(Records excerpted from a collection)
## begin

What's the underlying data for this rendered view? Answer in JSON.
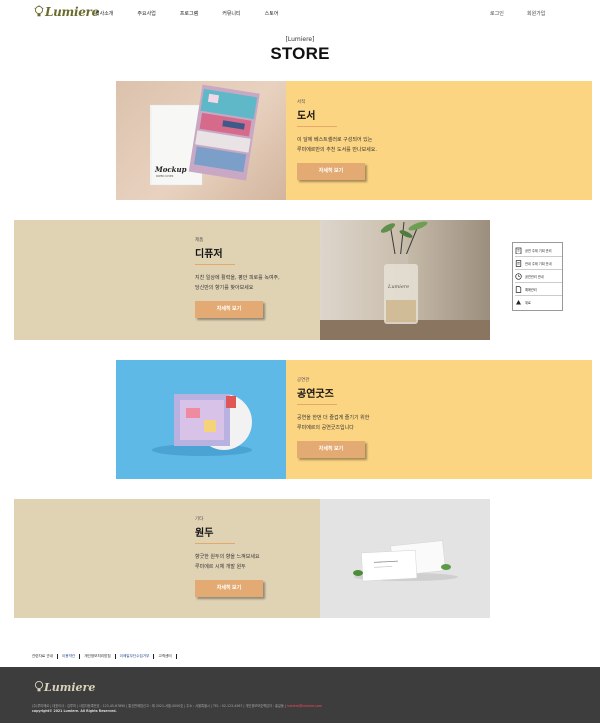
{
  "header": {
    "logo_text": "Lumiere",
    "nav": [
      "회사소개",
      "주요사업",
      "프로그램",
      "커뮤니티",
      "스토어"
    ],
    "login": "로그인",
    "signup": "회원가입"
  },
  "page": {
    "subtitle": "[Lumiere]",
    "title": "STORE"
  },
  "sections": [
    {
      "category": "서적",
      "title": "도서",
      "desc_line1": "이 달에 베스트셀러로 구성되어 있는",
      "desc_line2": "루미에르만의 추천 도서를 만나보세요.",
      "button": "자세히 보기",
      "image_label": "Mockup",
      "image_sublabel": "PAPER COVER"
    },
    {
      "category": "제품",
      "title": "디퓨저",
      "desc_line1": "지친 일상에 활력을, 평안 피로를 녹여주,",
      "desc_line2": "당신만의 향기를 찾아보세요",
      "button": "자세히 보기",
      "image_label": "Lumiere"
    },
    {
      "category": "공연관",
      "title": "공연굿즈",
      "desc_line1": "공연을 한번 더 즐겁게 즐기기 위한",
      "desc_line2": "루미에르의 공연굿즈입니다",
      "button": "자세히 보기"
    },
    {
      "category": "기타",
      "title": "원두",
      "desc_line1": "향긋한 원두의 향을 느껴보세요",
      "desc_line2": "루미에르 시체 개발 원두",
      "button": "자세히 보기"
    }
  ],
  "quick_menu": [
    {
      "icon": "building-icon",
      "label": "공연 주제 기획 관리"
    },
    {
      "icon": "document-icon",
      "label": "관내 주제 기획 안내"
    },
    {
      "icon": "clock-icon",
      "label": "공연관리 관내"
    },
    {
      "icon": "page-icon",
      "label": "예매관리"
    },
    {
      "icon": "up-arrow-icon",
      "label": "위로"
    }
  ],
  "footer": {
    "links": [
      {
        "label": "관련자료 관내",
        "blue": false
      },
      {
        "label": "이용약관",
        "blue": true
      },
      {
        "label": "개인정보처리방침",
        "blue": false
      },
      {
        "label": "이메일무단수집거부",
        "blue": true
      },
      {
        "label": "고객센터",
        "blue": false
      }
    ],
    "logo_text": "Lumiere",
    "info": "(주)루미에르 | 대표이사 : 김루미 | 사업자등록번호 : 123-45-67890 | 통신판매업신고 : 제 2021-서울-0000호 | 주소 : 서울특별시 | TEL : 02-123-4567 | 개인정보보호책임자 : 홍길동 |",
    "info_highlight": "lumiere@lumiere.com",
    "copyright": "copyright© 2021 Lumiere. All Rights Reserved."
  },
  "colors": {
    "yellow": "#fcd583",
    "beige": "#e0d3b4",
    "button": "#e3ab73",
    "footer": "#3d3d3d"
  }
}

## end

**PROBLEM DETAILS**
Print the listing above in full, exactly as written. Omit any pictures.

**RESULT OF THE TASK**
What's the underlying data for this rendered view? Answer in JSON.
{
  "header": {
    "logo_text": "Lumiere",
    "nav": [
      "회사소개",
      "주요사업",
      "프로그램",
      "커뮤니티",
      "스토어"
    ],
    "login": "로그인",
    "signup": "회원가입"
  },
  "page": {
    "subtitle": "[Lumiere]",
    "title": "STORE"
  },
  "sections": [
    {
      "category": "서적",
      "title": "도서",
      "desc_line1": "이 달에 베스트셀러로 구성되어 있는",
      "desc_line2": "루미에르만의 추천 도서를 만나보세요.",
      "button": "자세히 보기",
      "image_label": "Mockup",
      "image_sublabel": "PAPER COVER"
    },
    {
      "category": "제품",
      "title": "디퓨저",
      "desc_line1": "지친 일상에 활력을, 평안 피로를 녹여주,",
      "desc_line2": "당신만의 향기를 찾아보세요",
      "button": "자세히 보기",
      "image_label": "Lumiere"
    },
    {
      "category": "공연관",
      "title": "공연굿즈",
      "desc_line1": "공연을 한번 더 즐겁게 즐기기 위한",
      "desc_line2": "루미에르의 공연굿즈입니다",
      "button": "자세히 보기"
    },
    {
      "category": "기타",
      "title": "원두",
      "desc_line1": "향긋한 원두의 향을 느껴보세요",
      "desc_line2": "루미에르 시체 개발 원두",
      "button": "자세히 보기"
    }
  ],
  "quick_menu": [
    {
      "icon": "building-icon",
      "label": "공연 주제 기획 관리"
    },
    {
      "icon": "document-icon",
      "label": "관내 주제 기획 안내"
    },
    {
      "icon": "clock-icon",
      "label": "공연관리 관내"
    },
    {
      "icon": "page-icon",
      "label": "예매관리"
    },
    {
      "icon": "up-arrow-icon",
      "label": "위로"
    }
  ],
  "footer": {
    "links": [
      {
        "label": "관련자료 관내",
        "blue": false
      },
      {
        "label": "이용약관",
        "blue": true
      },
      {
        "label": "개인정보처리방침",
        "blue": false
      },
      {
        "label": "이메일무단수집거부",
        "blue": true
      },
      {
        "label": "고객센터",
        "blue": false
      }
    ],
    "logo_text": "Lumiere",
    "info": "(주)루미에르 | 대표이사 : 김루미 | 사업자등록번호 : 123-45-67890 | 통신판매업신고 : 제 2021-서울-0000호 | 주소 : 서울특별시 | TEL : 02-123-4567 | 개인정보보호책임자 : 홍길동 |",
    "info_highlight": "lumiere@lumiere.com",
    "copyright": "copyright© 2021 Lumiere. All Rights Reserved."
  },
  "colors": {
    "yellow": "#fcd583",
    "beige": "#e0d3b4",
    "button": "#e3ab73",
    "footer": "#3d3d3d"
  }
}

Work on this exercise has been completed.